━━━━━ ENTRIES PROVIDED ━━━━━

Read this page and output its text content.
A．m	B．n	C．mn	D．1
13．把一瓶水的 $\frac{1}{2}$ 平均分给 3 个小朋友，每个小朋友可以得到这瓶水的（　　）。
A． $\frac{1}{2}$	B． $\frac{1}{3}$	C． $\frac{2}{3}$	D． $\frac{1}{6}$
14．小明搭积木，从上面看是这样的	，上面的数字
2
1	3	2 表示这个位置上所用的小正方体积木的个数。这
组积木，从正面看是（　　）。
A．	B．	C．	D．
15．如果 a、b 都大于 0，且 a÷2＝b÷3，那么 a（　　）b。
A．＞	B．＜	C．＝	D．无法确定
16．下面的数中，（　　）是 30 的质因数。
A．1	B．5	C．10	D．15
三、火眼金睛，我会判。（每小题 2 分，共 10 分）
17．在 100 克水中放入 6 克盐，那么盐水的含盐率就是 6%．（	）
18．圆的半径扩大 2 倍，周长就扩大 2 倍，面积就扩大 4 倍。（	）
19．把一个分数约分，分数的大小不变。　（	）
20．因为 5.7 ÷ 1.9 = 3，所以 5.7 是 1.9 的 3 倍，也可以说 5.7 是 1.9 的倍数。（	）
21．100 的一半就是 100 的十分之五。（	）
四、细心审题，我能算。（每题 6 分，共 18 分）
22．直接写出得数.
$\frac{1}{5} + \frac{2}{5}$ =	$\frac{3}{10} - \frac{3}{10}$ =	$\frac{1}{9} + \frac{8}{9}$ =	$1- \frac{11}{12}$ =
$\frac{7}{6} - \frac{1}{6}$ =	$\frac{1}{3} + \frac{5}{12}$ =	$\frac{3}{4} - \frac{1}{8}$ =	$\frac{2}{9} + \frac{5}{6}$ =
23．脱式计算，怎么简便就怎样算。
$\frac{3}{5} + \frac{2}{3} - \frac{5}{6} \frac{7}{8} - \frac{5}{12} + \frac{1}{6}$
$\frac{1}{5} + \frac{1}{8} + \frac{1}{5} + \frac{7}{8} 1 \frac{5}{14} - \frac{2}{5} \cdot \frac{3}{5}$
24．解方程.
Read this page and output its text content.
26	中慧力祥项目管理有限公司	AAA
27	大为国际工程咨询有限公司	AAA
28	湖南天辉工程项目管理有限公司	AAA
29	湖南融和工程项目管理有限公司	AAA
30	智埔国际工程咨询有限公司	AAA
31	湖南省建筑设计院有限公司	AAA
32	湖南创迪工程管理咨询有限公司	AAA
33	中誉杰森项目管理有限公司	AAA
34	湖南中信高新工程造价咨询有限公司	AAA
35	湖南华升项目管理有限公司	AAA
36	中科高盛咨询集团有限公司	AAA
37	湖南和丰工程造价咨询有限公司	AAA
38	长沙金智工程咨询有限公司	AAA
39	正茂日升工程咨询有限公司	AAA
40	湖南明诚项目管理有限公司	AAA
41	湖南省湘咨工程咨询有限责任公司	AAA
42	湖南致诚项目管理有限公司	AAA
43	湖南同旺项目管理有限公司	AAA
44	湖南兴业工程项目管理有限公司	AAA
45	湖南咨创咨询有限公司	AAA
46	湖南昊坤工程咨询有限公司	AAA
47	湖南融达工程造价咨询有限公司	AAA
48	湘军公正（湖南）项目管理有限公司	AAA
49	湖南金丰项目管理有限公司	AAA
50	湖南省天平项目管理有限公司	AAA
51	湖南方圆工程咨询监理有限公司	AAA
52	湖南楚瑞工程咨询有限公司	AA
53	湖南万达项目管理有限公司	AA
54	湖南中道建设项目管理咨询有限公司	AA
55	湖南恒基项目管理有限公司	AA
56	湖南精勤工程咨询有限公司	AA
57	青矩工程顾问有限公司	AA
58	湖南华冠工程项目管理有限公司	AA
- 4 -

━━━━━

= WRITTEN TASK =
Give back the whole listing, word for word.

= FINISHED EXERCISE =
Read this page and output its text content.
A．m	B．n	C．mn	D．1
13．把一瓶水的 $\frac{1}{2}$ 平均分给 3 个小朋友，每个小朋友可以得到这瓶水的（　　）。
A． $\frac{1}{2}$	B． $\frac{1}{3}$	C． $\frac{2}{3}$	D． $\frac{1}{6}$
14．小明搭积木，从上面看是这样的	，上面的数字
2
1	3	2 表示这个位置上所用的小正方体积木的个数。这
组积木，从正面看是（　　）。
A．	B．	C．	D．
15．如果 a、b 都大于 0，且 a÷2＝b÷3，那么 a（　　）b。
A．＞	B．＜	C．＝	D．无法确定
16．下面的数中，（　　）是 30 的质因数。
A．1	B．5	C．10	D．15
三、火眼金睛，我会判。（每小题 2 分，共 10 分）
17．在 100 克水中放入 6 克盐，那么盐水的含盐率就是 6%．（	）
18．圆的半径扩大 2 倍，周长就扩大 2 倍，面积就扩大 4 倍。（	）
19．把一个分数约分，分数的大小不变。　（	）
20．因为 5.7 ÷ 1.9 = 3，所以 5.7 是 1.9 的 3 倍，也可以说 5.7 是 1.9 的倍数。（	）
21．100 的一半就是 100 的十分之五。（	）
四、细心审题，我能算。（每题 6 分，共 18 分）
22．直接写出得数.
$\frac{1}{5} + \frac{2}{5}$ =	$\frac{3}{10} - \frac{3}{10}$ =	$\frac{1}{9} + \frac{8}{9}$ =	$1- \frac{11}{12}$ =
$\frac{7}{6} - \frac{1}{6}$ =	$\frac{1}{3} + \frac{5}{12}$ =	$\frac{3}{4} - \frac{1}{8}$ =	$\frac{2}{9} + \frac{5}{6}$ =
23．脱式计算，怎么简便就怎样算。
$\frac{3}{5} + \frac{2}{3} - \frac{5}{6} \frac{7}{8} - \frac{5}{12} + \frac{1}{6}$
$\frac{1}{5} + \frac{1}{8} + \frac{1}{5} + \frac{7}{8} 1 \frac{5}{14} - \frac{2}{5} \cdot \frac{3}{5}$
24．解方程.
Read this page and output its text content.
26	中慧力祥项目管理有限公司	AAA
27	大为国际工程咨询有限公司	AAA
28	湖南天辉工程项目管理有限公司	AAA
29	湖南融和工程项目管理有限公司	AAA
30	智埔国际工程咨询有限公司	AAA
31	湖南省建筑设计院有限公司	AAA
32	湖南创迪工程管理咨询有限公司	AAA
33	中誉杰森项目管理有限公司	AAA
34	湖南中信高新工程造价咨询有限公司	AAA
35	湖南华升项目管理有限公司	AAA
36	中科高盛咨询集团有限公司	AAA
37	湖南和丰工程造价咨询有限公司	AAA
38	长沙金智工程咨询有限公司	AAA
39	正茂日升工程咨询有限公司	AAA
40	湖南明诚项目管理有限公司	AAA
41	湖南省湘咨工程咨询有限责任公司	AAA
42	湖南致诚项目管理有限公司	AAA
43	湖南同旺项目管理有限公司	AAA
44	湖南兴业工程项目管理有限公司	AAA
45	湖南咨创咨询有限公司	AAA
46	湖南昊坤工程咨询有限公司	AAA
47	湖南融达工程造价咨询有限公司	AAA
48	湘军公正（湖南）项目管理有限公司	AAA
49	湖南金丰项目管理有限公司	AAA
50	湖南省天平项目管理有限公司	AAA
51	湖南方圆工程咨询监理有限公司	AAA
52	湖南楚瑞工程咨询有限公司	AA
53	湖南万达项目管理有限公司	AA
54	湖南中道建设项目管理咨询有限公司	AA
55	湖南恒基项目管理有限公司	AA
56	湖南精勤工程咨询有限公司	AA
57	青矩工程顾问有限公司	AA
58	湖南华冠工程项目管理有限公司	AA
- 4 -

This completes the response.